● **Data shown**
>> BEGIN

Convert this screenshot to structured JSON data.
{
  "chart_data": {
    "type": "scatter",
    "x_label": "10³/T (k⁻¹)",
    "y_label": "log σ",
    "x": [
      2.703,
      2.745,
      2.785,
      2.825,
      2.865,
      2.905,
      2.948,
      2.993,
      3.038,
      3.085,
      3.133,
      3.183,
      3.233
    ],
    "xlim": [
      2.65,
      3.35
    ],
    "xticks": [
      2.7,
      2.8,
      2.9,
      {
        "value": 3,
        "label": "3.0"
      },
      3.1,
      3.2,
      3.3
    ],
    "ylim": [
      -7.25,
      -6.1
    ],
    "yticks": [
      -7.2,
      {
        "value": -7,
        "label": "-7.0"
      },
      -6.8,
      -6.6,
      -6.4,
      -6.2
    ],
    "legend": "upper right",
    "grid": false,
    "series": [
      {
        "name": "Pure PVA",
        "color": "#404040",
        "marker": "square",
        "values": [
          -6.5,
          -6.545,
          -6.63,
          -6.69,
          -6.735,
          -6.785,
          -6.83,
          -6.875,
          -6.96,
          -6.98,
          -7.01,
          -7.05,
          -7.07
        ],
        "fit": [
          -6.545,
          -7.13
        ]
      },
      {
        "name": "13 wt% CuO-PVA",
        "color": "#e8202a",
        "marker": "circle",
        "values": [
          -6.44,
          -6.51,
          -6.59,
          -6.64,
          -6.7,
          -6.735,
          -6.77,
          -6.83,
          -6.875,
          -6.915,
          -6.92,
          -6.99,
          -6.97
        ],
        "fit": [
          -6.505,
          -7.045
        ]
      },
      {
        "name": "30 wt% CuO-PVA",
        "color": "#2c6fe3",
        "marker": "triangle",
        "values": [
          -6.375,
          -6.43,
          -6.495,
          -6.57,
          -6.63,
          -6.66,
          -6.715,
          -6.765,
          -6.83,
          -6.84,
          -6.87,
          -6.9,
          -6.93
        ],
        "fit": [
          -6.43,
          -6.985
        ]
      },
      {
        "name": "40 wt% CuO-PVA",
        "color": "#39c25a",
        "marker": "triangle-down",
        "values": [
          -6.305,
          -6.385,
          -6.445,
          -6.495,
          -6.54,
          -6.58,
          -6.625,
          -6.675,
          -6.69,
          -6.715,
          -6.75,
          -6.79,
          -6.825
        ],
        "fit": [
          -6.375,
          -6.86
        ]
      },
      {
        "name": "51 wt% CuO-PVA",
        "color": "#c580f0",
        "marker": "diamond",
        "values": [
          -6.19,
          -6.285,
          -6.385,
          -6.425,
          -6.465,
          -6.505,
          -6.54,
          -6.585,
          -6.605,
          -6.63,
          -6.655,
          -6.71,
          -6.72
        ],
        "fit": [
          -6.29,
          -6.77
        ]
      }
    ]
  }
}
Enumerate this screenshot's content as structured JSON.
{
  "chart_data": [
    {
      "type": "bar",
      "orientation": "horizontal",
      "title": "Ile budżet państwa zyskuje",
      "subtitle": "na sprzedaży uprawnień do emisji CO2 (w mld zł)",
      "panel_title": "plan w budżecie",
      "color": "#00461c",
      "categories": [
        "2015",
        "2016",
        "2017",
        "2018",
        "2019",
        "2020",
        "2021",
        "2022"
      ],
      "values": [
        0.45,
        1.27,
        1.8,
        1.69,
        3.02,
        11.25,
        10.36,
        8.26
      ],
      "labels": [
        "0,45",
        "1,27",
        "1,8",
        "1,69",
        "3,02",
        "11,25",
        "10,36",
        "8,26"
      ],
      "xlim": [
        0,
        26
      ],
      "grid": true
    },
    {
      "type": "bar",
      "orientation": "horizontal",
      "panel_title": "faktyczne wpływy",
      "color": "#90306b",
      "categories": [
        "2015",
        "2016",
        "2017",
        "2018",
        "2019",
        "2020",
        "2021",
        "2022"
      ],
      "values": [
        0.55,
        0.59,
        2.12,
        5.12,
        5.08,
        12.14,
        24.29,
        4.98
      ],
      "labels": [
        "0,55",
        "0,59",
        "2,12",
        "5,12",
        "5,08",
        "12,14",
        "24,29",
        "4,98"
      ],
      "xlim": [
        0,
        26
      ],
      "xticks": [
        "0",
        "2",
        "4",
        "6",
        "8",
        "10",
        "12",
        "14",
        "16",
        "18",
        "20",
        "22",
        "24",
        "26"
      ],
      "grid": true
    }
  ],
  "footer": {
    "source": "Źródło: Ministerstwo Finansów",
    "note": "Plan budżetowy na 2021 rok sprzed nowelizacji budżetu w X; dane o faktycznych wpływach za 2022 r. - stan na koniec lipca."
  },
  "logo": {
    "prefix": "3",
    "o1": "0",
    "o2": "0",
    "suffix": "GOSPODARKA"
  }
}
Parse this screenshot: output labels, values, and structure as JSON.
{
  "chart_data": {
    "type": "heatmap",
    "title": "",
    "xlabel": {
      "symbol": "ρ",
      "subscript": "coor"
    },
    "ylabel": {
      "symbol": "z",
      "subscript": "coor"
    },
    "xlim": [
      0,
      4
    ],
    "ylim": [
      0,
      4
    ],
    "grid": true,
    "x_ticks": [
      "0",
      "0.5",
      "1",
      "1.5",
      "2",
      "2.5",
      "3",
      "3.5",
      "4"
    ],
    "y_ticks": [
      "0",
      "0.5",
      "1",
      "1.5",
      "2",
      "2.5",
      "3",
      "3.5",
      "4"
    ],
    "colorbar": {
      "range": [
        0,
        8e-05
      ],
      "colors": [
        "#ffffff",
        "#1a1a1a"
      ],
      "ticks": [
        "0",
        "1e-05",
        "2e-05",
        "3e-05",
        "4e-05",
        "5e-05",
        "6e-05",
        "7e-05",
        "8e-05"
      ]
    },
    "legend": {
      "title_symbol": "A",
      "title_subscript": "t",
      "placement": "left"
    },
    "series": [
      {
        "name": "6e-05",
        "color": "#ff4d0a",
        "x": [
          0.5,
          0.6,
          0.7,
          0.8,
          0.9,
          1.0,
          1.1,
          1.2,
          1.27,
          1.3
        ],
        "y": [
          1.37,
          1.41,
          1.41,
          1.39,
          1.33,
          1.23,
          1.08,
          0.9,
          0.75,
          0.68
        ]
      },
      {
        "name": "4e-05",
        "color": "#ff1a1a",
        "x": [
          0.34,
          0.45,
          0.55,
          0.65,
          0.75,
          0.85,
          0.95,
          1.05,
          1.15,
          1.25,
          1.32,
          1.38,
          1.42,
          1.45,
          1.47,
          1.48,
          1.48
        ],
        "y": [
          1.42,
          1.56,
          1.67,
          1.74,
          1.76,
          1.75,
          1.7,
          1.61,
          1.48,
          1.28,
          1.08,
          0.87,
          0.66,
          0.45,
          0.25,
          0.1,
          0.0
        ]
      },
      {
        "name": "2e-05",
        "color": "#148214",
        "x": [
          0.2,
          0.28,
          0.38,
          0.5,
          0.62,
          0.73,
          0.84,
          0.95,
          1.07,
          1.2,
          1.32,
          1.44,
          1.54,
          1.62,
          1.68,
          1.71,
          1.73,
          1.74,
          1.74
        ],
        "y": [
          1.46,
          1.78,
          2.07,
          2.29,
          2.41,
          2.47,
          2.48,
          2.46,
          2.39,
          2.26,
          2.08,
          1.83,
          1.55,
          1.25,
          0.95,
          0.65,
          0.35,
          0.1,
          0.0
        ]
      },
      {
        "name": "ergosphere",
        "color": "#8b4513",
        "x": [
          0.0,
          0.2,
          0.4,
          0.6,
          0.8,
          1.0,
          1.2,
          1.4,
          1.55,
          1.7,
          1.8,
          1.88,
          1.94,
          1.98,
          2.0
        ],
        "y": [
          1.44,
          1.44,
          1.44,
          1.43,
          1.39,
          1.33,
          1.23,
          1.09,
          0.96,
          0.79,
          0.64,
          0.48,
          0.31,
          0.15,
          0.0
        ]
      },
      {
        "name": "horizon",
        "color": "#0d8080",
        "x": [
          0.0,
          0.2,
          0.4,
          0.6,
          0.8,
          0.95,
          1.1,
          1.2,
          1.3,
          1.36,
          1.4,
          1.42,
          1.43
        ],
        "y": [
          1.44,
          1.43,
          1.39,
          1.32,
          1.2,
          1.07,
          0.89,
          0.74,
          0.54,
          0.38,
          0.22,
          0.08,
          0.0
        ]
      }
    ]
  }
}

>> END

● **Short task**
Check every line of the material for the string "JSON" and give the number of lines that have it, without anything else.

● **Written response**
3